### YOUR GOAL:
Give only the number of lines below that contain the word "xlabel".

╔══

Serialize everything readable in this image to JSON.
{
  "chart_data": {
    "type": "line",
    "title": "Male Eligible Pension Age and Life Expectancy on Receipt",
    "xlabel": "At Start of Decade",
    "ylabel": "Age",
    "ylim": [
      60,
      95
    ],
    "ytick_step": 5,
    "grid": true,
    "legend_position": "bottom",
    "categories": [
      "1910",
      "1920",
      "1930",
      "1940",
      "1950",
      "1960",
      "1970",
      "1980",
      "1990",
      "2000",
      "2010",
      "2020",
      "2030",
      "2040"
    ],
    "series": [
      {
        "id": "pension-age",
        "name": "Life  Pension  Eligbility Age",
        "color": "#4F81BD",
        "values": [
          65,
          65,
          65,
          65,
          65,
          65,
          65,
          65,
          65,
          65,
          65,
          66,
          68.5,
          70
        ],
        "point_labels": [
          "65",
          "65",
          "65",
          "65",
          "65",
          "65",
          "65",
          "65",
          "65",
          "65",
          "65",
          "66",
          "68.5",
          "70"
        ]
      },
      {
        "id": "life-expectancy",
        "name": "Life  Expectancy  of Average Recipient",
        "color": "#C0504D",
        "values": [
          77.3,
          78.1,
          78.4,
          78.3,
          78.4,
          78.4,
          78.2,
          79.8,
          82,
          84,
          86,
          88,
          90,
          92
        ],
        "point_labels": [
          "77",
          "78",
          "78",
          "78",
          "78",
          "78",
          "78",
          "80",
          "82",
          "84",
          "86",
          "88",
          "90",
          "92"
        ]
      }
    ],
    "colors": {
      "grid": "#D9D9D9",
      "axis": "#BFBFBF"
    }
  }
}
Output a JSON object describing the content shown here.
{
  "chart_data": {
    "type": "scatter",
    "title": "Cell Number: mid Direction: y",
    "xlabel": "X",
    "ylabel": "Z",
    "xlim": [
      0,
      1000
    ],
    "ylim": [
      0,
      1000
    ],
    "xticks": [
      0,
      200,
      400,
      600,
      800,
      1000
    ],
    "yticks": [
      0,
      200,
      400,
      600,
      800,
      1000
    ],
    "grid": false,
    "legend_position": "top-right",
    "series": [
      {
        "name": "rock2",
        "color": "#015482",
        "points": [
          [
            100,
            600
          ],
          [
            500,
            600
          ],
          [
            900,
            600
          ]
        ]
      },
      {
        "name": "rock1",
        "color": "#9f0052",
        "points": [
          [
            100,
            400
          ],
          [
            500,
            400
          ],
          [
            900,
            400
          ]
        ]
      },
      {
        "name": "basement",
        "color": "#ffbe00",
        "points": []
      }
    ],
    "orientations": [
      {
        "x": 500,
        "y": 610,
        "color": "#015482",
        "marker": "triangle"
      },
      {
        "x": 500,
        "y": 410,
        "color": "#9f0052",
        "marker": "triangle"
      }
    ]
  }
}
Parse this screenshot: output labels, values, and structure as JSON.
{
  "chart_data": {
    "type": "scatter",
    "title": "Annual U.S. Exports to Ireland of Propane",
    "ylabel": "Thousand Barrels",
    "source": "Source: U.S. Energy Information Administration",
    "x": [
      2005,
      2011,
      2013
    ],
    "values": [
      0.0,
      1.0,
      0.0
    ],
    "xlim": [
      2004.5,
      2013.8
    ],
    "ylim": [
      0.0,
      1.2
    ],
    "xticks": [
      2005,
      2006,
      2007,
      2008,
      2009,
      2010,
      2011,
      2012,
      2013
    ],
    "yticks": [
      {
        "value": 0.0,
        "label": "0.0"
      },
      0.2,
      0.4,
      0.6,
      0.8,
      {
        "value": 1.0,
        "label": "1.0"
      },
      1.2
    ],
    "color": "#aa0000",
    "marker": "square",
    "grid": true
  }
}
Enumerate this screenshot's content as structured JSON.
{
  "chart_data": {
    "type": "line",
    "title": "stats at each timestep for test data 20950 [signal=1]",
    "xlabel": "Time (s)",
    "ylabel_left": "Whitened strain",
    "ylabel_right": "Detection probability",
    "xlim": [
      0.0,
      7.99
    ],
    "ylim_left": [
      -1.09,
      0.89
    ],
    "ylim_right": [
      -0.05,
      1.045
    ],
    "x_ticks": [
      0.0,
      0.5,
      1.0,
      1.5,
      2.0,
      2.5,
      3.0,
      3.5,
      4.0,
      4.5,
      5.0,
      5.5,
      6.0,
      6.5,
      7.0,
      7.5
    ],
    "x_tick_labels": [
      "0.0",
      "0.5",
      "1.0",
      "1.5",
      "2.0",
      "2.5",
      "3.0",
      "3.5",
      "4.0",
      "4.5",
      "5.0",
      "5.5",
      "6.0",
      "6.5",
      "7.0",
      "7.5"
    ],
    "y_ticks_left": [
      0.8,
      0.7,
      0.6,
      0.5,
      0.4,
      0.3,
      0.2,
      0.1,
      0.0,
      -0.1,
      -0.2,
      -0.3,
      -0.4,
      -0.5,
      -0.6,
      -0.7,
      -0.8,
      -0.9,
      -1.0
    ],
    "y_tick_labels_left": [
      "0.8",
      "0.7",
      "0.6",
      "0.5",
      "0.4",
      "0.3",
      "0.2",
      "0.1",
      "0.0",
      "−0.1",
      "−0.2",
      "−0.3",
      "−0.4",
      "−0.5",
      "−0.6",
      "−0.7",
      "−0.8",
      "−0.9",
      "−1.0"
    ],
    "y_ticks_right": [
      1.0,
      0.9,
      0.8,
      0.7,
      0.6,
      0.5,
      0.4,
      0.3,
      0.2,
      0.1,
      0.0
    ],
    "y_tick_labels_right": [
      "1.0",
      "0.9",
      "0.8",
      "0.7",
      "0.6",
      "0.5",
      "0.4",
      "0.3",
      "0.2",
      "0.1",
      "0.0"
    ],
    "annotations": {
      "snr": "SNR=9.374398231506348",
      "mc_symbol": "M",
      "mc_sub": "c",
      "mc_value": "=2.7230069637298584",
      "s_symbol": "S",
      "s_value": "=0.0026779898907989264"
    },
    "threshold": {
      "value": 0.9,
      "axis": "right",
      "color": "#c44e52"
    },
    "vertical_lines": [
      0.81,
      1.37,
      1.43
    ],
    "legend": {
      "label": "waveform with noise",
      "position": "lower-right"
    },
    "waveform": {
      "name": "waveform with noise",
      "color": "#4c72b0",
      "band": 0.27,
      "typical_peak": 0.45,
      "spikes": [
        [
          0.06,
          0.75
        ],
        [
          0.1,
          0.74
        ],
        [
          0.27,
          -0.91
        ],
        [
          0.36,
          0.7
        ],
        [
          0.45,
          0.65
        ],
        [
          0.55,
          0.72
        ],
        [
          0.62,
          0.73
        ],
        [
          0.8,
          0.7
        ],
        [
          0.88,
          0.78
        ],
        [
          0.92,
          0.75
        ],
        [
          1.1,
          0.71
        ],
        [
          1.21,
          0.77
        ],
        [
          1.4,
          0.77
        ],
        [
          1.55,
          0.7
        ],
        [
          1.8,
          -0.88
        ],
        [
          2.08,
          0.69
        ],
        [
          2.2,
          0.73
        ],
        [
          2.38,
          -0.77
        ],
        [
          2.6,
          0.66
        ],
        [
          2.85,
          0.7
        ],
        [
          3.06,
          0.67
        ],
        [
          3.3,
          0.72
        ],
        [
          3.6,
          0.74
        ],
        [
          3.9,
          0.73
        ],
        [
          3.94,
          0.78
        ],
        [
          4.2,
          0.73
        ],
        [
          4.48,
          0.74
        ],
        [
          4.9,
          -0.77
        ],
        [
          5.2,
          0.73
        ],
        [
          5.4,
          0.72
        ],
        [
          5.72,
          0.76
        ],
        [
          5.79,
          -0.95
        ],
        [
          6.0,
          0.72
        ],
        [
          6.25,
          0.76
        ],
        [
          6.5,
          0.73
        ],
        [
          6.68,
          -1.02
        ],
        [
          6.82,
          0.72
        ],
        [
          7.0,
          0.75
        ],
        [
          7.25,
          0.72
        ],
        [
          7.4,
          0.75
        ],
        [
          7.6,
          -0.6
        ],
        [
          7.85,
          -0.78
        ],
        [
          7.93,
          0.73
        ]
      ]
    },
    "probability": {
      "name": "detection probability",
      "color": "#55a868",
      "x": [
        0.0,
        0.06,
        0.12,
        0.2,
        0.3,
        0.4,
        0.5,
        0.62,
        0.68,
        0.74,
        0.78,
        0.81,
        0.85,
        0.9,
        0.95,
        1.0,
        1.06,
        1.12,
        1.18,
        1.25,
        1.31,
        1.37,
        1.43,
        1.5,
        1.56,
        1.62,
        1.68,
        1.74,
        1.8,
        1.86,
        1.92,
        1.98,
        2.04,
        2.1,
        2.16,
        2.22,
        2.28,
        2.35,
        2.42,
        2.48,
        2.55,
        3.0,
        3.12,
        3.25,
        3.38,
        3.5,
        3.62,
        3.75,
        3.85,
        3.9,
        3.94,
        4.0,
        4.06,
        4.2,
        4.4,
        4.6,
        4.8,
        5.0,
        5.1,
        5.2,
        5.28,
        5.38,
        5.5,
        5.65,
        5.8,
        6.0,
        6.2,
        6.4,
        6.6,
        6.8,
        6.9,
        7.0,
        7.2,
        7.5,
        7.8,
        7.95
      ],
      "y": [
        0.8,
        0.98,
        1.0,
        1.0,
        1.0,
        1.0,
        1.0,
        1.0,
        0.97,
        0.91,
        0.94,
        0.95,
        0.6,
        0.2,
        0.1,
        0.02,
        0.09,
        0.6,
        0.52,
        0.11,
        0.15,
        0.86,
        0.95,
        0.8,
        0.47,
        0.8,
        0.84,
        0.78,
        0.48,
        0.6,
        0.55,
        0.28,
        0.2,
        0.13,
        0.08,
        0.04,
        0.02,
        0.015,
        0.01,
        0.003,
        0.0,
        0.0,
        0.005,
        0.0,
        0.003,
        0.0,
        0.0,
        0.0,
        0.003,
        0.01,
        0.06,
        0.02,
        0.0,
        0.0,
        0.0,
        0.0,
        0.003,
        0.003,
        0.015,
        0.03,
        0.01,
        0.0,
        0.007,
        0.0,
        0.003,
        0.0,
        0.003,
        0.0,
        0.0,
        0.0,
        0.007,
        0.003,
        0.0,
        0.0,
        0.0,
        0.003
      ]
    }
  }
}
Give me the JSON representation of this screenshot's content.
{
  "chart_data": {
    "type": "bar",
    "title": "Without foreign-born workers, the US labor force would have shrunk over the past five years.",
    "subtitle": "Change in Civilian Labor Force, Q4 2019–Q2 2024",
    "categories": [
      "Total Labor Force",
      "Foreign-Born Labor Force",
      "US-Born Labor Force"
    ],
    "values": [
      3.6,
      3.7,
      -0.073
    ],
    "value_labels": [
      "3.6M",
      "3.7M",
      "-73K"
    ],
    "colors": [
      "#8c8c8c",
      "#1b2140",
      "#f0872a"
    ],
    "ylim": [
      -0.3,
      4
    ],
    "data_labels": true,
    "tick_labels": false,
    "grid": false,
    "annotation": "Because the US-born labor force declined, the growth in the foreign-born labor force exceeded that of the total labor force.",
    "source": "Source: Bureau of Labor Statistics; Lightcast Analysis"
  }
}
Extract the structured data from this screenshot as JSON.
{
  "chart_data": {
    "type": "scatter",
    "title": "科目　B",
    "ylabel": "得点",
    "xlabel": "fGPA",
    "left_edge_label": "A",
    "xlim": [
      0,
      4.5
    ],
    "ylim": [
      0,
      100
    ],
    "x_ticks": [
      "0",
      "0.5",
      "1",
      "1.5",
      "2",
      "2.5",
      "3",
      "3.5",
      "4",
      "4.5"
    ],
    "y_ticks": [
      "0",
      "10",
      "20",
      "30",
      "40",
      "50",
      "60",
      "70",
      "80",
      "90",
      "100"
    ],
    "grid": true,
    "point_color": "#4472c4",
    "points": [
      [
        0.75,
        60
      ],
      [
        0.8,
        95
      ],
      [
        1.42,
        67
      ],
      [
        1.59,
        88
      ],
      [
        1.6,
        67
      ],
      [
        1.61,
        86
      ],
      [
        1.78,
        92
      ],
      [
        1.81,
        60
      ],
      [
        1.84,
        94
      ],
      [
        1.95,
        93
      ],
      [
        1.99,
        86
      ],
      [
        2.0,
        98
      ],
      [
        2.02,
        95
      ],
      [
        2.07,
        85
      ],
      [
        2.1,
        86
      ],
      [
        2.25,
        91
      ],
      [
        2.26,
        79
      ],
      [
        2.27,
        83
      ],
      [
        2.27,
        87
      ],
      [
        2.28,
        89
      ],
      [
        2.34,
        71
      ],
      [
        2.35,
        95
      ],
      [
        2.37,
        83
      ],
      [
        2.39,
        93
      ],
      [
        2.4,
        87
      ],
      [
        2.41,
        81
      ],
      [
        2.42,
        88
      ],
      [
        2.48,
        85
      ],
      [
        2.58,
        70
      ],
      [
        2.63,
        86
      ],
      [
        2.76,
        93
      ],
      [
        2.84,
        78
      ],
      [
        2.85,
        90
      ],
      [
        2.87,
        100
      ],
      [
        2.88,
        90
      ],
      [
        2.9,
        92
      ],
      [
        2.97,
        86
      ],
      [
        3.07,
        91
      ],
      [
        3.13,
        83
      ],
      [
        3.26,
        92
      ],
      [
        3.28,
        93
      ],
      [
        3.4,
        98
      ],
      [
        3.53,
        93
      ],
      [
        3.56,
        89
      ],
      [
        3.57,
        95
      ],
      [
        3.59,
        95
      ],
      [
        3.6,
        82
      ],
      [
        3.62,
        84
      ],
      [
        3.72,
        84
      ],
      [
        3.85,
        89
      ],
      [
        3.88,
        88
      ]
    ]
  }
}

╚══

### EXERCISE RESPONSE:
4